=== EXCERPTED RECORDS ===
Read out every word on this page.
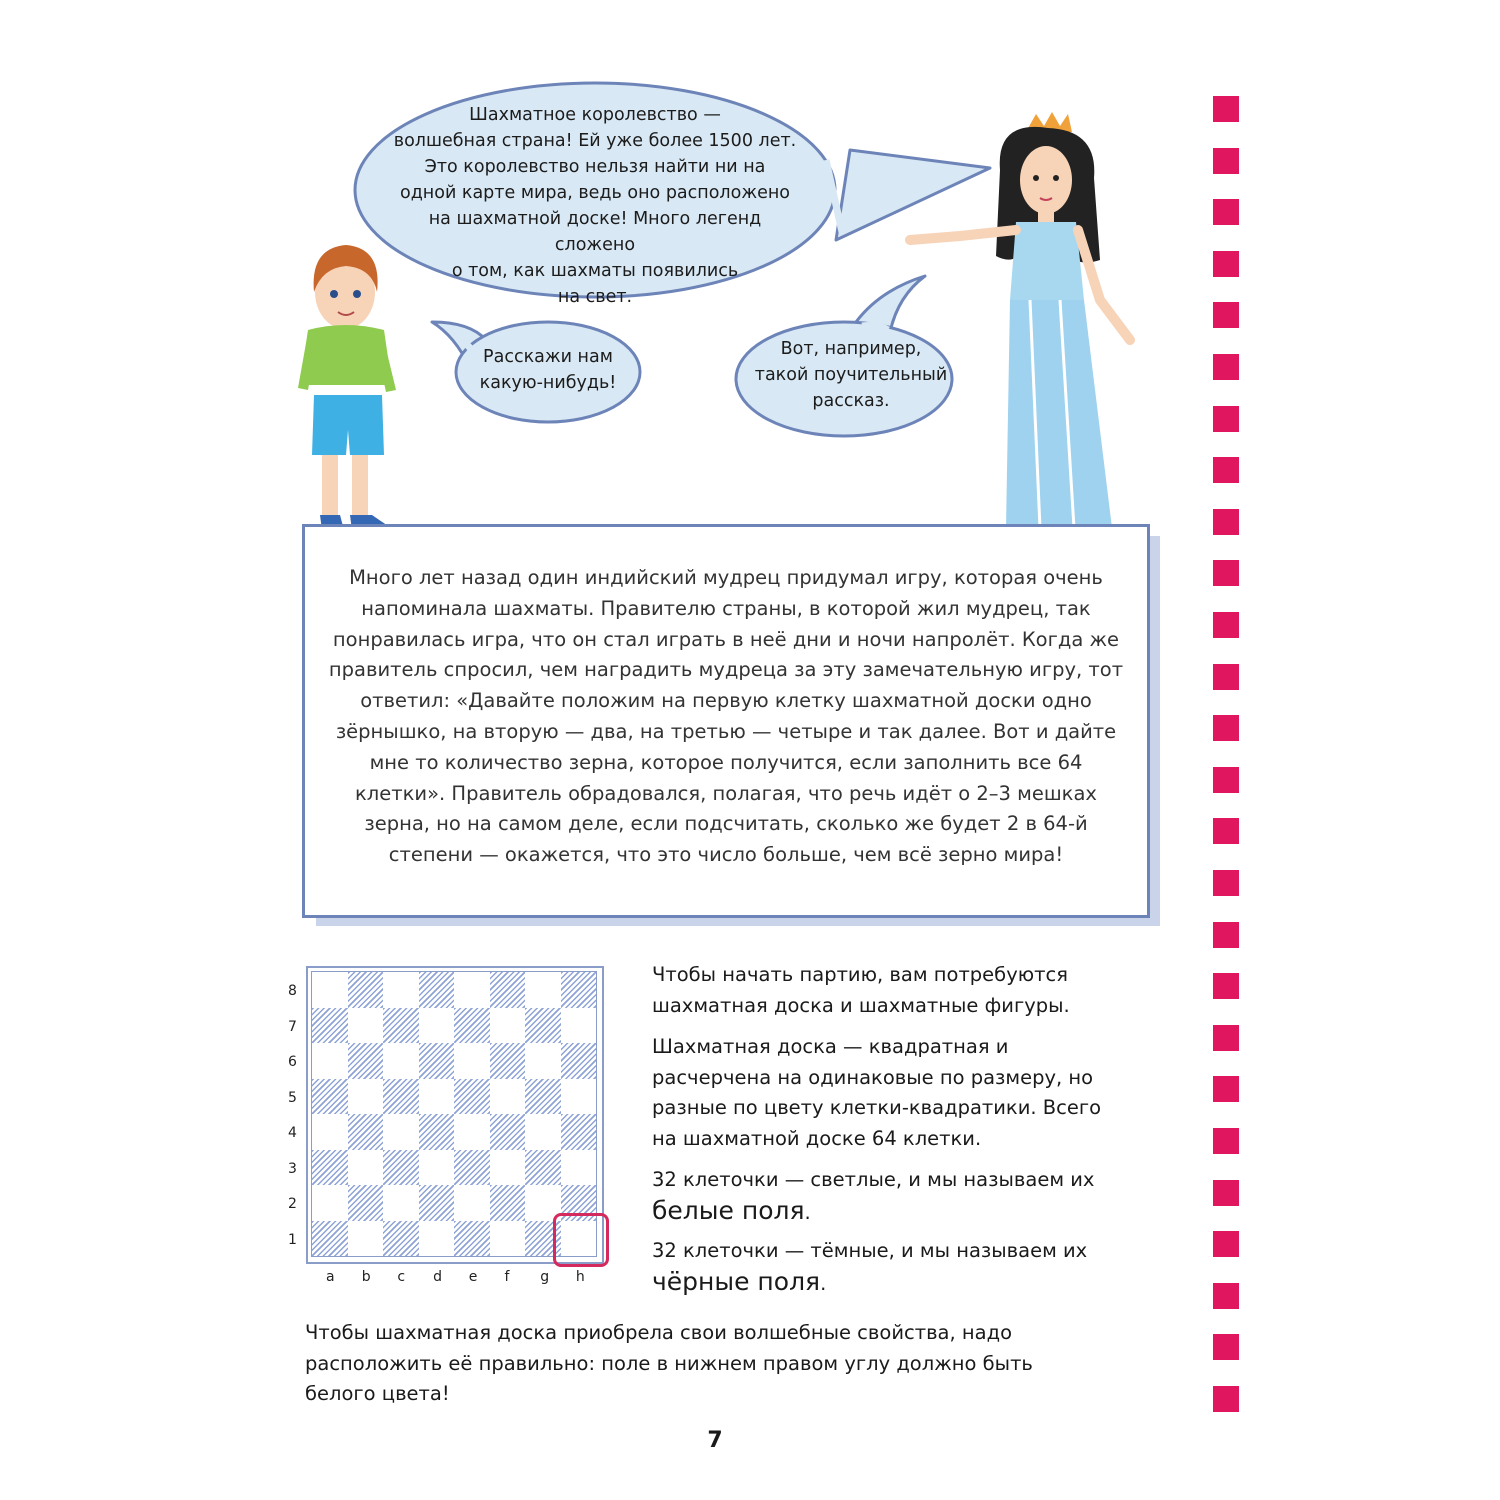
Шахматное королевство —
волшебная страна! Ей уже более 1500 лет.
Это королевство нельзя найти ни на
одной карте мира, ведь оно расположено
на шахматной доске! Много легенд сложено
о том, как шахматы появились
на свет.
Расскажи нам
какую-нибудь!
Вот, например,
такой поучительный
рассказ.
Много лет назад один индийский мудрец придумал игру, которая очень напоминала шахматы. Правителю страны, в которой жил мудрец, так понравилась игра, что он стал играть в неё дни и ночи напролёт. Когда же правитель спросил, чем наградить мудреца за эту замечательную игру, тот ответил: «Давайте положим на первую клетку шахматной доски одно зёрнышко, на вторую — два, на третью — четыре и так далее. Вот и дайте мне то количество зерна, которое получится, если заполнить все 64 клетки». Правитель обрадовался, полагая, что речь идёт о 2–3 мешках зерна, но на самом деле, если подсчитать, сколько же будет 2 в 64-й степени — окажется, что это число больше, чем всё зерно мира!
8
7
6
5
4
3
2
1
a b c d e f g h
Чтобы начать партию, вам потребуются шахматная доска и шахматные фигуры.
Шахматная доска — квадратная и расчерчена на одинаковые по размеру, но разные по цвету клетки-квадратики. Всего на шахматной доске 64 клетки.
32 клеточки — светлые, и мы называем их
белые поля.
32 клеточки — тёмные, и мы называем их
чёрные поля.
Чтобы шахматная доска приобрела свои волшебные свойства, надо расположить её правильно: поле в нижнем правом углу должно быть белого цвета!
7
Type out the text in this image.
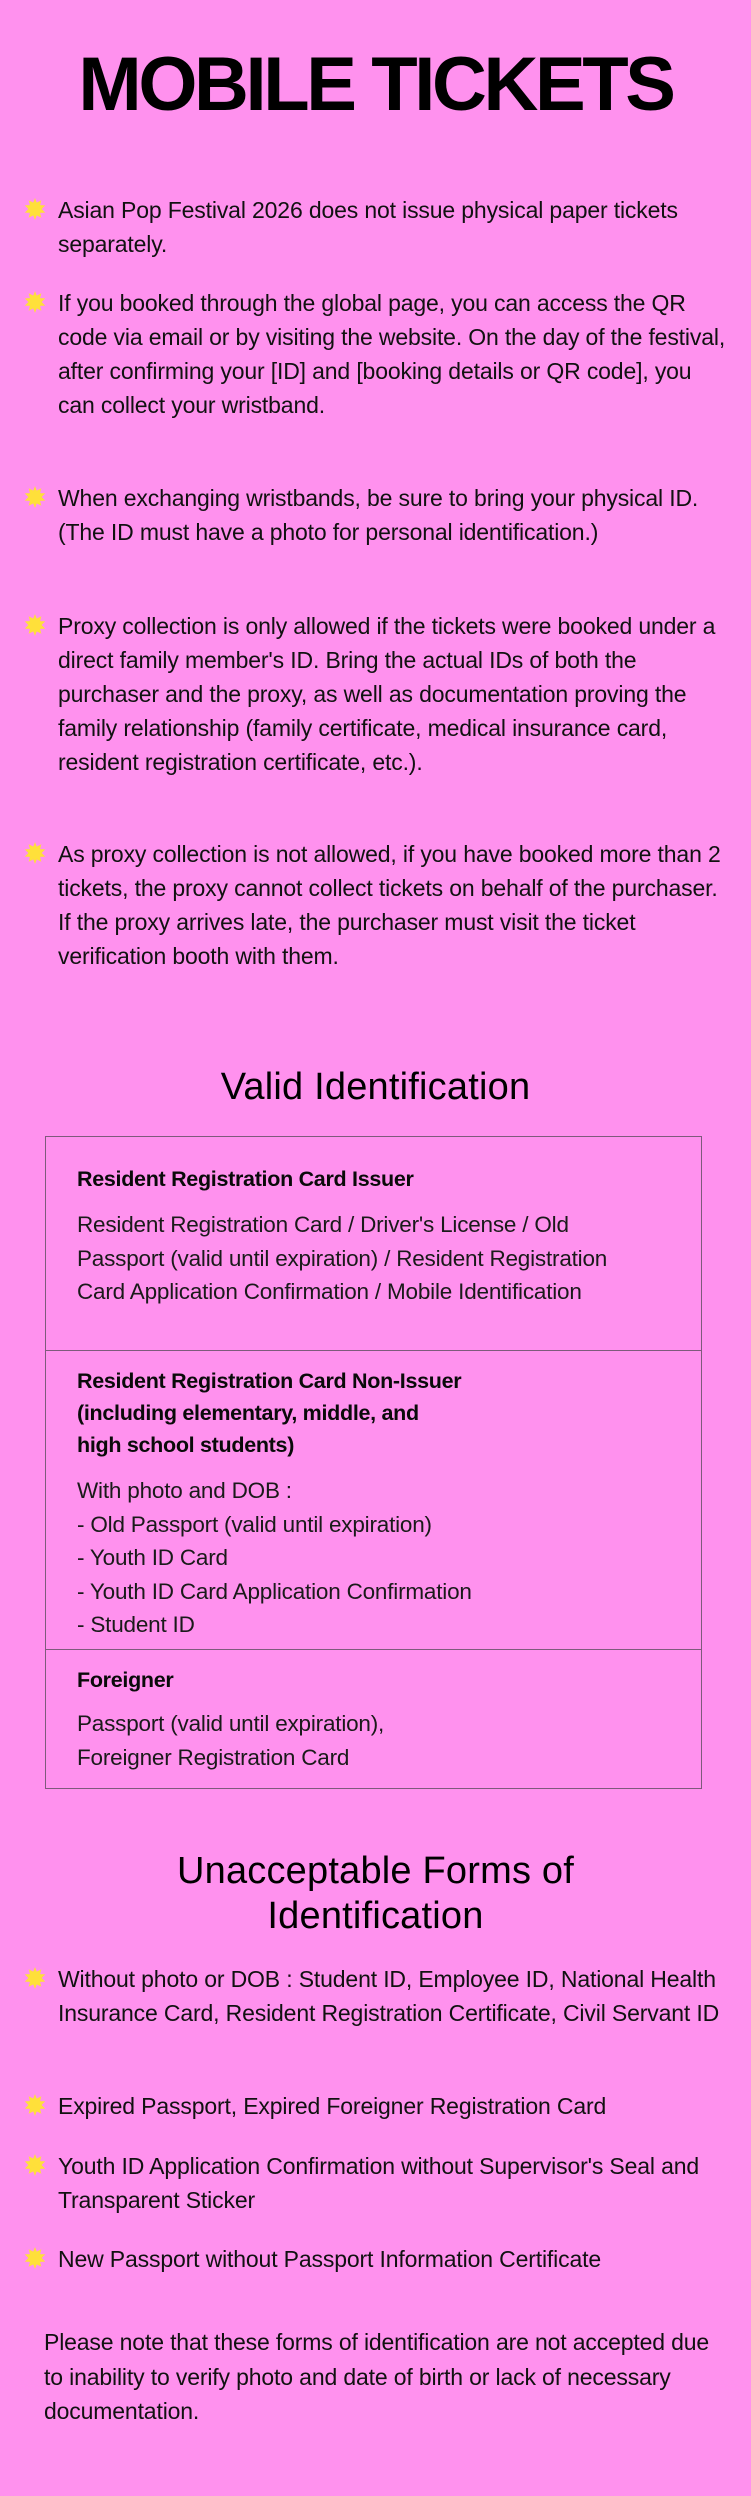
MOBILE TICKETS
Asian Pop Festival 2026 does not issue physical paper tickets separately.
If you booked through the global page, you can access the QR code via email or by visiting the website. On the day of the festival, after confirming your [ID] and [booking details or QR code], you can collect your wristband.
When exchanging wristbands, be sure to bring your physical ID. (The ID must have a photo for personal identification.)
Proxy collection is only allowed if the tickets were booked under a direct family member's ID. Bring the actual IDs of both the purchaser and the proxy, as well as documentation proving the family relationship (family certificate, medical insurance card, resident registration certificate, etc.).
As proxy collection is not allowed, if you have booked more than 2 tickets, the proxy cannot collect tickets on behalf of the purchaser. If the proxy arrives late, the purchaser must visit the ticket verification booth with them.
Valid Identification
Resident Registration Card Issuer
Resident Registration Card / Driver's License / Old Passport (valid until expiration) / Resident Registration Card Application Confirmation / Mobile Identification
Resident Registration Card Non-Issuer
(including elementary, middle, and
high school students)
With photo and DOB :
- Old Passport (valid until expiration)
- Youth ID Card
- Youth ID Card Application Confirmation
- Student ID
Foreigner
Passport (valid until expiration),
Foreigner Registration Card
Unacceptable Forms of Identification
Without photo or DOB : Student ID, Employee ID, National Health Insurance Card, Resident Registration Certificate, Civil Servant ID
Expired Passport, Expired Foreigner Registration Card
Youth ID Application Confirmation without Supervisor's Seal and Transparent Sticker
New Passport without Passport Information Certificate

Please note that these forms of identification are not accepted due to inability to verify photo and date of birth or lack of necessary documentation.
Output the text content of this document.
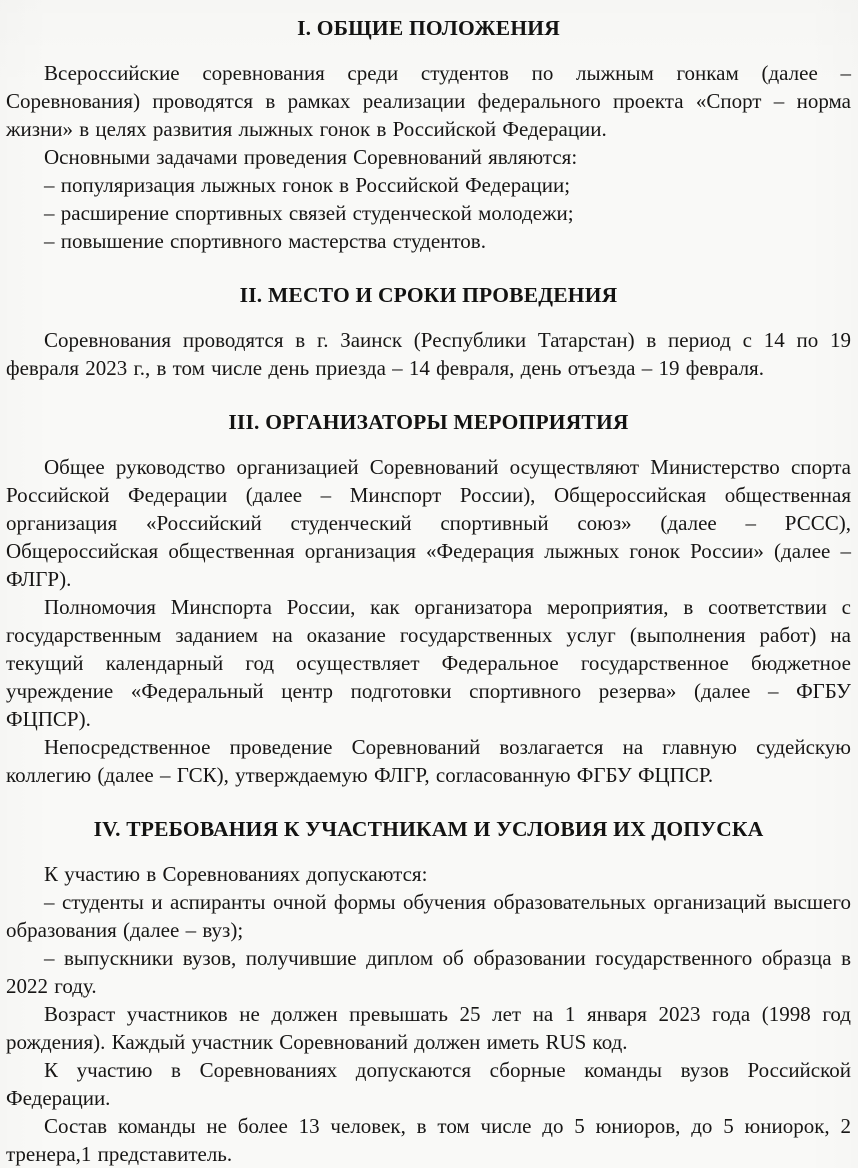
I. ОБЩИЕ ПОЛОЖЕНИЯ

Всероссийские соревнования среди студентов по лыжным гонкам (далее – Соревнования) проводятся в рамках реализации федерального проекта «Спорт – норма жизни» в целях развития лыжных гонок в Российской Федерации.

Основными задачами проведения Соревнований являются:

– популяризация лыжных гонок в Российской Федерации;

– расширение спортивных связей студенческой молодежи;

– повышение спортивного мастерства студентов.

II. МЕСТО И СРОКИ ПРОВЕДЕНИЯ

Соревнования проводятся в г. Заинск (Республики Татарстан) в период с 14 по 19 февраля 2023 г., в том числе день приезда – 14 февраля, день отъезда – 19 февраля.

III. ОРГАНИЗАТОРЫ МЕРОПРИЯТИЯ

Общее руководство организацией Соревнований осуществляют Министерство спорта Российской Федерации (далее – Минспорт России), Общероссийская общественная организация «Российский студенческий спортивный союз» (далее – РССС), Общероссийская общественная организация «Федерация лыжных гонок России» (далее – ФЛГР).

Полномочия Минспорта России, как организатора мероприятия, в соответствии с государственным заданием на оказание государственных услуг (выполнения работ) на текущий календарный год осуществляет Федеральное государственное бюджетное учреждение «Федеральный центр подготовки спортивного резерва» (далее – ФГБУ ФЦПСР).

Непосредственное проведение Соревнований возлагается на главную судейскую коллегию (далее – ГСК), утверждаемую ФЛГР, согласованную ФГБУ ФЦПСР.

IV. ТРЕБОВАНИЯ К УЧАСТНИКАМ И УСЛОВИЯ ИХ ДОПУСКА

К участию в Соревнованиях допускаются:

– студенты и аспиранты очной формы обучения образовательных организаций высшего образования (далее – вуз);

– выпускники вузов, получившие диплом об образовании государственного образца в 2022 году.

Возраст участников не должен превышать 25 лет на 1 января 2023 года (1998 год рождения). Каждый участник Соревнований должен иметь RUS код.

К участию в Соревнованиях допускаются сборные команды вузов Российской Федерации.

Состав команды не более 13 человек, в том числе до 5 юниоров, до 5 юниорок, 2 тренера,1 представитель.
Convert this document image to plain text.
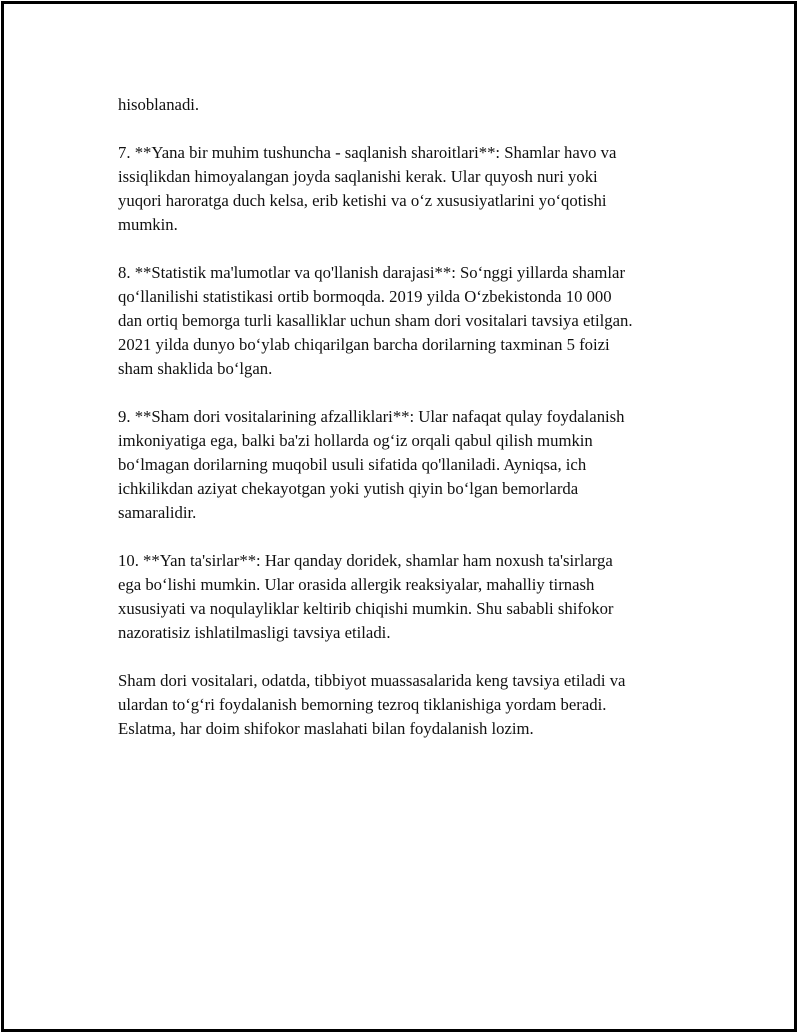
hisoblanadi.

7. **Yana bir muhim tushuncha - saqlanish sharoitlari**: Shamlar havo va
issiqlikdan himoyalangan joyda saqlanishi kerak. Ular quyosh nuri yoki
yuqori haroratga duch kelsa, erib ketishi va o‘z xususiyatlarini yo‘qotishi
mumkin.

8. **Statistik ma'lumotlar va qo'llanish darajasi**: So‘nggi yillarda shamlar
qo‘llanilishi statistikasi ortib bormoqda. 2019 yilda O‘zbekistonda 10 000
dan ortiq bemorga turli kasalliklar uchun sham dori vositalari tavsiya etilgan.
2021 yilda dunyo bo‘ylab chiqarilgan barcha dorilarning taxminan 5 foizi
sham shaklida bo‘lgan.

9. **Sham dori vositalarining afzalliklari**: Ular nafaqat qulay foydalanish
imkoniyatiga ega, balki ba'zi hollarda og‘iz orqali qabul qilish mumkin
bo‘lmagan dorilarning muqobil usuli sifatida qo'llaniladi. Ayniqsa, ich
ichkilikdan aziyat chekayotgan yoki yutish qiyin bo‘lgan bemorlarda
samaralidir.

10. **Yan ta'sirlar**: Har qanday doridek, shamlar ham noxush ta'sirlarga
ega bo‘lishi mumkin. Ular orasida allergik reaksiyalar, mahalliy tirnash
xususiyati va noqulayliklar keltirib chiqishi mumkin. Shu sababli shifokor
nazoratisiz ishlatilmasligi tavsiya etiladi.

Sham dori vositalari, odatda, tibbiyot muassasalarida keng tavsiya etiladi va
ulardan to‘g‘ri foydalanish bemorning tezroq tiklanishiga yordam beradi.
Eslatma, har doim shifokor maslahati bilan foydalanish lozim.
===
> WHAT THIS TASK INVOLVES
Make an exact copy of the records above, with the pictures left out.

> ANSWER FOR THIS EXERCISE
Read out every word on this page.
Шахматное королевство —
волшебная страна! Ей уже более 1500 лет.
Это королевство нельзя найти ни на
одной карте мира, ведь оно расположено
на шахматной доске! Много легенд сложено
о том, как шахматы появились
на свет.
Расскажи нам
какую-нибудь!
Вот, например,
такой поучительный
рассказ.
Много лет назад один индийский мудрец придумал игру, которая очень напоминала шахматы. Правителю страны, в которой жил мудрец, так понравилась игра, что он стал играть в неё дни и ночи напролёт. Когда же правитель спросил, чем наградить мудреца за эту замечательную игру, тот ответил: «Давайте положим на первую клетку шахматной доски одно зёрнышко, на вторую — два, на третью — четыре и так далее. Вот и дайте мне то количество зерна, которое получится, если заполнить все 64 клетки». Правитель обрадовался, полагая, что речь идёт о 2–3 мешках зерна, но на самом деле, если подсчитать, сколько же будет 2 в 64-й степени — окажется, что это число больше, чем всё зерно мира!
8
7
6
5
4
3
2
1
a b c d e f g h
Чтобы начать партию, вам потребуются шахматная доска и шахматные фигуры.
Шахматная доска — квадратная и расчерчена на одинаковые по размеру, но разные по цвету клетки-квадратики. Всего на шахматной доске 64 клетки.
32 клеточки — светлые, и мы называем их
белые поля.
32 клеточки — тёмные, и мы называем их
чёрные поля.
Чтобы шахматная доска приобрела свои волшебные свойства, надо расположить её правильно: поле в нижнем правом углу должно быть белого цвета!
7
Type out the text in this image.
MOBILE TICKETS
Asian Pop Festival 2026 does not issue physical paper tickets separately.
If you booked through the global page, you can access the QR code via email or by visiting the website. On the day of the festival, after confirming your [ID] and [booking details or QR code], you can collect your wristband.
When exchanging wristbands, be sure to bring your physical ID. (The ID must have a photo for personal identification.)
Proxy collection is only allowed if the tickets were booked under a direct family member's ID. Bring the actual IDs of both the purchaser and the proxy, as well as documentation proving the family relationship (family certificate, medical insurance card, resident registration certificate, etc.).
As proxy collection is not allowed, if you have booked more than 2 tickets, the proxy cannot collect tickets on behalf of the purchaser. If the proxy arrives late, the purchaser must visit the ticket verification booth with them.
Valid Identification
Resident Registration Card Issuer
Resident Registration Card / Driver's License / Old Passport (valid until expiration) / Resident Registration Card Application Confirmation / Mobile Identification
Resident Registration Card Non-Issuer
(including elementary, middle, and
high school students)
With photo and DOB :
- Old Passport (valid until expiration)
- Youth ID Card
- Youth ID Card Application Confirmation
- Student ID
Foreigner
Passport (valid until expiration),
Foreigner Registration Card
Unacceptable Forms of Identification
Without photo or DOB : Student ID, Employee ID, National Health Insurance Card, Resident Registration Certificate, Civil Servant ID
Expired Passport, Expired Foreigner Registration Card
Youth ID Application Confirmation without Supervisor's Seal and Transparent Sticker
New Passport without Passport Information Certificate

Please note that these forms of identification are not accepted due to inability to verify photo and date of birth or lack of necessary documentation.
Output the text content of this document.
I. ОБЩИЕ ПОЛОЖЕНИЯ

Всероссийские соревнования среди студентов по лыжным гонкам (далее – Соревнования) проводятся в рамках реализации федерального проекта «Спорт – норма жизни» в целях развития лыжных гонок в Российской Федерации.

Основными задачами проведения Соревнований являются:

– популяризация лыжных гонок в Российской Федерации;

– расширение спортивных связей студенческой молодежи;

– повышение спортивного мастерства студентов.

II. МЕСТО И СРОКИ ПРОВЕДЕНИЯ

Соревнования проводятся в г. Заинск (Республики Татарстан) в период с 14 по 19 февраля 2023 г., в том числе день приезда – 14 февраля, день отъезда – 19 февраля.

III. ОРГАНИЗАТОРЫ МЕРОПРИЯТИЯ

Общее руководство организацией Соревнований осуществляют Министерство спорта Российской Федерации (далее – Минспорт России), Общероссийская общественная организация «Российский студенческий спортивный союз» (далее – РССС), Общероссийская общественная организация «Федерация лыжных гонок России» (далее – ФЛГР).

Полномочия Минспорта России, как организатора мероприятия, в соответствии с государственным заданием на оказание государственных услуг (выполнения работ) на текущий календарный год осуществляет Федеральное государственное бюджетное учреждение «Федеральный центр подготовки спортивного резерва» (далее – ФГБУ ФЦПСР).

Непосредственное проведение Соревнований возлагается на главную судейскую коллегию (далее – ГСК), утверждаемую ФЛГР, согласованную ФГБУ ФЦПСР.

IV. ТРЕБОВАНИЯ К УЧАСТНИКАМ И УСЛОВИЯ ИХ ДОПУСКА

К участию в Соревнованиях допускаются:

– студенты и аспиранты очной формы обучения образовательных организаций высшего образования (далее – вуз);

– выпускники вузов, получившие диплом об образовании государственного образца в 2022 году.

Возраст участников не должен превышать 25 лет на 1 января 2023 года (1998 год рождения). Каждый участник Соревнований должен иметь RUS код.

К участию в Соревнованиях допускаются сборные команды вузов Российской Федерации.

Состав команды не более 13 человек, в том числе до 5 юниоров, до 5 юниорок, 2 тренера,1 представитель.
Convert this document image to plain text.
hisoblanadi.

7. **Yana bir muhim tushuncha - saqlanish sharoitlari**: Shamlar havo va
issiqlikdan himoyalangan joyda saqlanishi kerak. Ular quyosh nuri yoki
yuqori haroratga duch kelsa, erib ketishi va o‘z xususiyatlarini yo‘qotishi
mumkin.

8. **Statistik ma'lumotlar va qo'llanish darajasi**: So‘nggi yillarda shamlar
qo‘llanilishi statistikasi ortib bormoqda. 2019 yilda O‘zbekistonda 10 000
dan ortiq bemorga turli kasalliklar uchun sham dori vositalari tavsiya etilgan.
2021 yilda dunyo bo‘ylab chiqarilgan barcha dorilarning taxminan 5 foizi
sham shaklida bo‘lgan.

9. **Sham dori vositalarining afzalliklari**: Ular nafaqat qulay foydalanish
imkoniyatiga ega, balki ba'zi hollarda og‘iz orqali qabul qilish mumkin
bo‘lmagan dorilarning muqobil usuli sifatida qo'llaniladi. Ayniqsa, ich
ichkilikdan aziyat chekayotgan yoki yutish qiyin bo‘lgan bemorlarda
samaralidir.

10. **Yan ta'sirlar**: Har qanday doridek, shamlar ham noxush ta'sirlarga
ega bo‘lishi mumkin. Ular orasida allergik reaksiyalar, mahalliy tirnash
xususiyati va noqulayliklar keltirib chiqishi mumkin. Shu sababli shifokor
nazoratisiz ishlatilmasligi tavsiya etiladi.

Sham dori vositalari, odatda, tibbiyot muassasalarida keng tavsiya etiladi va
ulardan to‘g‘ri foydalanish bemorning tezroq tiklanishiga yordam beradi.
Eslatma, har doim shifokor maslahati bilan foydalanish lozim.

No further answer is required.